— start —

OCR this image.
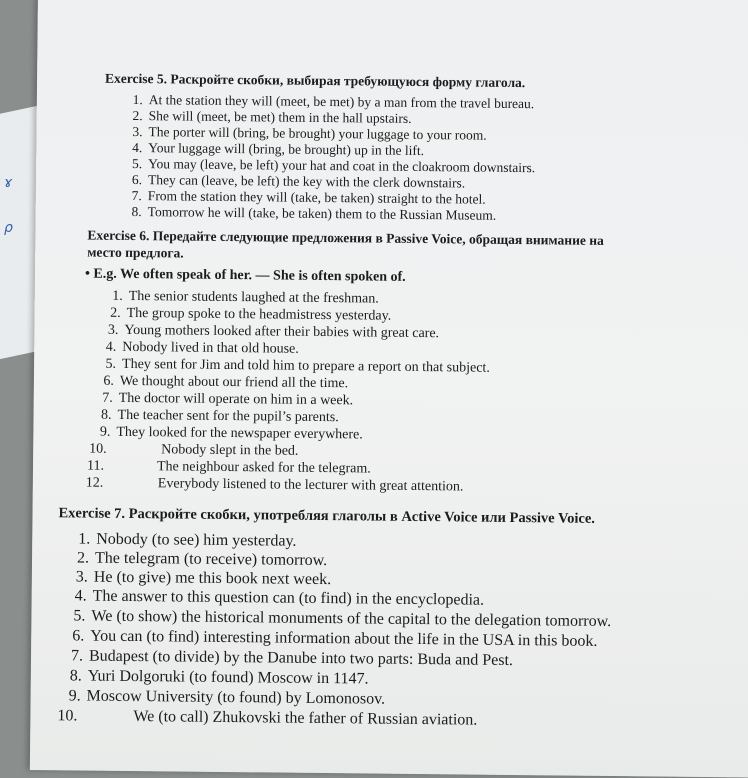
ɤ
ρ
Exercise 5. Раскройте скобки, выбирая требующуюся форму глагола.
1. At the station they will (meet, be met) by a man from the travel bureau.
2. She will (meet, be met) them in the hall upstairs.
3. The porter will (bring, be brought) your luggage to your room.
4. Your luggage will (bring, be brought) up in the lift.
5. You may (leave, be left) your hat and coat in the cloakroom downstairs.
6. They can (leave, be left) the key with the clerk downstairs.
7. From the station they will (take, be taken) straight to the hotel.
8. Tomorrow he will (take, be taken) them to the Russian Museum.
Exercise 6. Передайте следующие предложения в Passive Voice, обращая внимание на
место предлога.
• E.g. We often speak of her. — She is often spoken of.
1. The senior students laughed at the freshman.
2. The group spoke to the headmistress yesterday.
3. Young mothers looked after their babies with great care.
4. Nobody lived in that old house.
5. They sent for Jim and told him to prepare a report on that subject.
6. We thought about our friend all the time.
7. The doctor will operate on him in a week.
8. The teacher sent for the pupil’s parents.
9. They looked for the newspaper everywhere.
10.	Nobody slept in the bed.
11.	The neighbour asked for the telegram.
12.	Everybody listened to the lecturer with great attention.
Exercise 7. Раскройте скобки, употребляя глаголы в Active Voice или Passive Voice.
1. Nobody (to see) him yesterday.
2. The telegram (to receive) tomorrow.
3. He (to give) me this book next week.
4. The answer to this question can (to find) in the encyclopedia.
5. We (to show) the historical monuments of the capital to the delegation tomorrow.
6. You can (to find) interesting information about the life in the USA in this book.
7. Budapest (to divide) by the Danube into two parts: Buda and Pest.
8. Yuri Dolgoruki (to found) Moscow in 1147.
9. Moscow University (to found) by Lomonosov.
10.	We (to call) Zhukovski the father of Russian aviation.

— end —

» **GOAL**
Take the listing above and restate it word for word, without its pictures.

» **SOLUTION FOR THIS EXERCISE**
OCR this image.
ɤ
ρ
Exercise 5. Раскройте скобки, выбирая требующуюся форму глагола.
1. At the station they will (meet, be met) by a man from the travel bureau.
2. She will (meet, be met) them in the hall upstairs.
3. The porter will (bring, be brought) your luggage to your room.
4. Your luggage will (bring, be brought) up in the lift.
5. You may (leave, be left) your hat and coat in the cloakroom downstairs.
6. They can (leave, be left) the key with the clerk downstairs.
7. From the station they will (take, be taken) straight to the hotel.
8. Tomorrow he will (take, be taken) them to the Russian Museum.
Exercise 6. Передайте следующие предложения в Passive Voice, обращая внимание на
место предлога.
• E.g. We often speak of her. — She is often spoken of.
1. The senior students laughed at the freshman.
2. The group spoke to the headmistress yesterday.
3. Young mothers looked after their babies with great care.
4. Nobody lived in that old house.
5. They sent for Jim and told him to prepare a report on that subject.
6. We thought about our friend all the time.
7. The doctor will operate on him in a week.
8. The teacher sent for the pupil’s parents.
9. They looked for the newspaper everywhere.
10.	Nobody slept in the bed.
11.	The neighbour asked for the telegram.
12.	Everybody listened to the lecturer with great attention.
Exercise 7. Раскройте скобки, употребляя глаголы в Active Voice или Passive Voice.
1. Nobody (to see) him yesterday.
2. The telegram (to receive) tomorrow.
3. He (to give) me this book next week.
4. The answer to this question can (to find) in the encyclopedia.
5. We (to show) the historical monuments of the capital to the delegation tomorrow.
6. You can (to find) interesting information about the life in the USA in this book.
7. Budapest (to divide) by the Danube into two parts: Buda and Pest.
8. Yuri Dolgoruki (to found) Moscow in 1147.
9. Moscow University (to found) by Lomonosov.
10.	We (to call) Zhukovski the father of Russian aviation.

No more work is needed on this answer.